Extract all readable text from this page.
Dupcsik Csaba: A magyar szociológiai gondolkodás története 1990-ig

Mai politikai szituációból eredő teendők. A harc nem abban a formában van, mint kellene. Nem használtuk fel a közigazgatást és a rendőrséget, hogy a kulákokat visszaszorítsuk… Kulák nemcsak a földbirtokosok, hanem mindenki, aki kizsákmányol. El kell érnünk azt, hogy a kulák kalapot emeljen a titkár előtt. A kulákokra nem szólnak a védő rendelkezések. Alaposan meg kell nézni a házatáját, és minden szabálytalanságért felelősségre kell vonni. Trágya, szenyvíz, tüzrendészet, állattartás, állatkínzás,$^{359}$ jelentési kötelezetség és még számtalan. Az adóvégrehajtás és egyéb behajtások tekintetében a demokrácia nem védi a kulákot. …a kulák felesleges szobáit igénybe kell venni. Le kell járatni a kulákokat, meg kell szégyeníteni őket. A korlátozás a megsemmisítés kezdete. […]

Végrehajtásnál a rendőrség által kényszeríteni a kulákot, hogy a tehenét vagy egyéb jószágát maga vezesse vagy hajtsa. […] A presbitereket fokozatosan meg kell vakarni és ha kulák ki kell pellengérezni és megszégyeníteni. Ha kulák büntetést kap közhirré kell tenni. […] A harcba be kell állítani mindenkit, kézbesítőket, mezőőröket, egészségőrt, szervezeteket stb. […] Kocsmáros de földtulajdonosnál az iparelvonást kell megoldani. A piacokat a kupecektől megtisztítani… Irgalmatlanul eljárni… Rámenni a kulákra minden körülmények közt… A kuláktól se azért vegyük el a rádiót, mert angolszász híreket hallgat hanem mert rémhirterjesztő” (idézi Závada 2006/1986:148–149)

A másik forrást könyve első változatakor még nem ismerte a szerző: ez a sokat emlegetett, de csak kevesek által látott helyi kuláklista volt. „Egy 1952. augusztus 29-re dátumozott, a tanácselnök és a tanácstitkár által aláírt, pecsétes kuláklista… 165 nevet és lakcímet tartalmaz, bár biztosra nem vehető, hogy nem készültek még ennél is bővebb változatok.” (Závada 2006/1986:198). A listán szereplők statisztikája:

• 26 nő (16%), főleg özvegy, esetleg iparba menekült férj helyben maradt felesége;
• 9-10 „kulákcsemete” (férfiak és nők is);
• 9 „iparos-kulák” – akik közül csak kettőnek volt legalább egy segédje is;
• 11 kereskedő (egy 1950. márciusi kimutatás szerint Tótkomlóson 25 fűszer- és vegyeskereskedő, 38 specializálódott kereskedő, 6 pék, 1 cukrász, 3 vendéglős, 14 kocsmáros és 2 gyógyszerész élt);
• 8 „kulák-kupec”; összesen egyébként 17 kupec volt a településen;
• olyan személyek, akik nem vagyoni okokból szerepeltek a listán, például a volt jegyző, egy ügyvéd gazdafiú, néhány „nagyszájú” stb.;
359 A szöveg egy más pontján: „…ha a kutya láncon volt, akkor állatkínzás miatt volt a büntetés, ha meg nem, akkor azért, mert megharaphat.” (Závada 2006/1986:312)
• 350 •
- - - - -
* **Your goal**
Each line in the data that holds the string "azért" should be found and copied.

* **Result**
Végrehajtásnál a rendőrség által kényszeríteni a kulákot, hogy a tehenét vagy egyéb jószágát maga vezesse vagy hajtsa. […] A presbitereket fokozatosan meg kell vakarni és ha kulák ki kell pellengérezni és megszégyeníteni. Ha kulák büntetést kap közhirré kell tenni. […] A harcba be kell állítani mindenkit, kézbesítőket, mezőőröket, egészségőrt, szervezeteket stb. […] Kocsmáros de földtulajdonosnál az iparelvonást kell megoldani. A piacokat a kupecektől megtisztítani… Irgalmatlanul eljárni… Rámenni a kulákra minden körülmények közt… A kuláktól se azért vegyük el a rádiót, mert angolszász híreket hallgat hanem mert rémhirterjesztő” (idézi Závada 2006/1986:148–149)
359 A szöveg egy más pontján: „…ha a kutya láncon volt, akkor állatkínzás miatt volt a büntetés, ha meg nem, akkor azért, mert megharaphat.” (Závada 2006/1986:312)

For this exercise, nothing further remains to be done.